-- FRAGMENTO DEL DOCUMENTO --
§
El informe refleja el vertiginoso crecimiento de los casos de disforia de género en niños y adolescentes, algo que estamos presenciando también en nuestro país. Para hacernos idea: si en 2009 eran derivados a Tavistock unos 50 menores al año, en 2020 fueron 2.500, con listas de esperas de 4600. Por más que a las asociaciones trans les disguste la idea del contagio social, el incremento exponencial necesita de explicación. Porque también ha cambiado completamente el perfil de los pacientes: si tradicionalmente eran sobre todo varones de nacimiento, en los últimos años se ha disparado el número de niñas y adolescentes que presentan disforia de género, en muchos casos de aparición repentina y tardía. No es un dato despreciable que aproximadamente un tercio de los pacientes derivados sufra de autismo y otros problemas, pues uno de los temores que expresa el informe es que se estén tapando o descuidando necesidades importantes de salud mental bajo el diagnóstico de la incongruencia de género.

Con prosa aséptica el informe confirma además lo denunciado por Evans cuando señala que, en las entrevistas, los profesionales sanitarios dijeron sentirse presionados para adoptar ‘un enfoque afirmativo’ en el diagnóstico, que es tanto como asumir el autodiagnóstico del menor o sus padres sin cuestionarlo de ningún modo, lo que choca con la práctica clínica normal. Estas presiones son particularmente graves si tenemos en cuenta que, como señala Cass, no existe entre los especialistas acuerdo acerca de cómo entender la disforia de género en sus aspectos esenciales, si se trata de un fenómeno inherente e inmutable para el que la mejor opción es la transición, con los tratamientos farmacológicos y quirúrgicos que conlleva, o si se trata de una ‘respuesta fluida y temporal’ a factores psicológicos y sociales de diversa índole. Por eso el informe insiste reiteradamente en la necesidad de una discusión abierta sobre estas cuestiones, tanto más importante cuando hablamos de tratamientos potencialmente irreversibles, acerca de los cuales no hay suficiente evidencia científica.
§
-- DATOS EXTRAÍDOS --
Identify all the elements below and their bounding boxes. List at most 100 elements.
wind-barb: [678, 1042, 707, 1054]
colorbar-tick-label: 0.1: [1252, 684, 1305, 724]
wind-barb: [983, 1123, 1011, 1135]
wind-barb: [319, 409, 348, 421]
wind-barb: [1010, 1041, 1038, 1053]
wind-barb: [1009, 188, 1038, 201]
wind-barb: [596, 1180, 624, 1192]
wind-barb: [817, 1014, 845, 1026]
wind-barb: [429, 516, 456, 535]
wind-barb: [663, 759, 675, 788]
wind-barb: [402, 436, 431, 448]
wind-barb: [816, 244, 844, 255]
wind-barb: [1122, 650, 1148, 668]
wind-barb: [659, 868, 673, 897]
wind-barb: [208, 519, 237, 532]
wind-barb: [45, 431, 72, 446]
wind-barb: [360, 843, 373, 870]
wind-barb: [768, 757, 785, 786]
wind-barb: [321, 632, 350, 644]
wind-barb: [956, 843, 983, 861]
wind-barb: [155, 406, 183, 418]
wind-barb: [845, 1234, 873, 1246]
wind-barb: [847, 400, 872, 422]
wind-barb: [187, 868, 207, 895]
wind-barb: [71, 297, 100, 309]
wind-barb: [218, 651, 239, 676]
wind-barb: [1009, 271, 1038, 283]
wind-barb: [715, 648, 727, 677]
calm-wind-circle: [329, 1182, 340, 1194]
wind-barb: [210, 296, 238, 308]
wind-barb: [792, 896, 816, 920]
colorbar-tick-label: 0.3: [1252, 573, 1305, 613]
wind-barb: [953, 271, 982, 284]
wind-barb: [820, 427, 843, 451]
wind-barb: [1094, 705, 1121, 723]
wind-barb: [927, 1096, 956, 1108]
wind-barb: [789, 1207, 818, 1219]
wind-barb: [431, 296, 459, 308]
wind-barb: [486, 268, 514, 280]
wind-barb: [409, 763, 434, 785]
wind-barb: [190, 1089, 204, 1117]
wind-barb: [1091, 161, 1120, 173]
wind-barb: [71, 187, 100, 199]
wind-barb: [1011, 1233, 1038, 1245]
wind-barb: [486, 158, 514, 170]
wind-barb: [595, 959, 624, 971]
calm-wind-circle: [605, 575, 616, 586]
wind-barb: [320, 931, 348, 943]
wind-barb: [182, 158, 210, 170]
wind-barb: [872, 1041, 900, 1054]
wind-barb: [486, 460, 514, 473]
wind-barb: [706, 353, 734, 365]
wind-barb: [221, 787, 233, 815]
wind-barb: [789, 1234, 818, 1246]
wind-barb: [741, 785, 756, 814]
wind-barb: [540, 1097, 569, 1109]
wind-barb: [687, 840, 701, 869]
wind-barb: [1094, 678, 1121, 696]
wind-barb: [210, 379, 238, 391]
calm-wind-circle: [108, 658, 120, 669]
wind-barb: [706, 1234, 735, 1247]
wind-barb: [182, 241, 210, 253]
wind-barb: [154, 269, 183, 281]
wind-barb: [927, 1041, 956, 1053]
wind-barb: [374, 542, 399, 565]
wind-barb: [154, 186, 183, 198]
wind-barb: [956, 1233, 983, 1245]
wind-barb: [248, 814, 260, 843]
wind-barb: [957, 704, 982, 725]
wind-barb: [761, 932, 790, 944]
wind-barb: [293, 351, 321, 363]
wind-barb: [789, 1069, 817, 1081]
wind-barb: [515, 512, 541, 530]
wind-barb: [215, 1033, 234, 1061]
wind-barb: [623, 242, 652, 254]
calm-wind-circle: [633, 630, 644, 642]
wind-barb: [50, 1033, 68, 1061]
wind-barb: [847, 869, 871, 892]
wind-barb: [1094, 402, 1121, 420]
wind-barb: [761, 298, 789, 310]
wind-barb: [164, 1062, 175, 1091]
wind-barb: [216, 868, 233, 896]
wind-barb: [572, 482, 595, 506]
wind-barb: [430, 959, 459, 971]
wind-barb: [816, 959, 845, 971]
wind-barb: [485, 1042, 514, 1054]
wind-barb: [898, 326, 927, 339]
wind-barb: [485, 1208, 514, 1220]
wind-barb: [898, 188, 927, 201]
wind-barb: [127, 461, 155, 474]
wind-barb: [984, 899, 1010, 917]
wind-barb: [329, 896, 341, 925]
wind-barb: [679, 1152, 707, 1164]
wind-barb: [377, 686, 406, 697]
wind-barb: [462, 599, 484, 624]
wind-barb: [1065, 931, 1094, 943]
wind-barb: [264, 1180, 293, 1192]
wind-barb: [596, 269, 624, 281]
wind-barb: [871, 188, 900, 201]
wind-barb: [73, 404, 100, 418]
§
-- QUÉ HACER --
Reescribe en forma de lista el párrafo del fragmento del documento que empieza por «El informe refleja», sin perder sus datos principales.

-- SOLUCIÓN --
- El informe refleja un crecimiento vertiginoso de los casos de disforia de género en niños y adolescentes, que también se observa en nuestro país.
- Derivaciones de menores a Tavistock: unos 50 al año en 2009 y 2.500 en 2020, con listas de espera de 4600.
- Aunque a las asociaciones trans les disguste la idea del contagio social, el incremento exponencial necesita explicación.
- El perfil de los pacientes ha cambiado por completo. Antes eran sobre todo varones de nacimiento. En los últimos años se ha disparado el número de niñas y adolescentes con disforia de género, en muchos casos de aparición repentina y tardía.
- Aproximadamente un tercio de los pacientes derivados sufre autismo y otros problemas.
- El informe teme que el diagnóstico de incongruencia de género esté tapando o descuidando necesidades importantes de salud mental.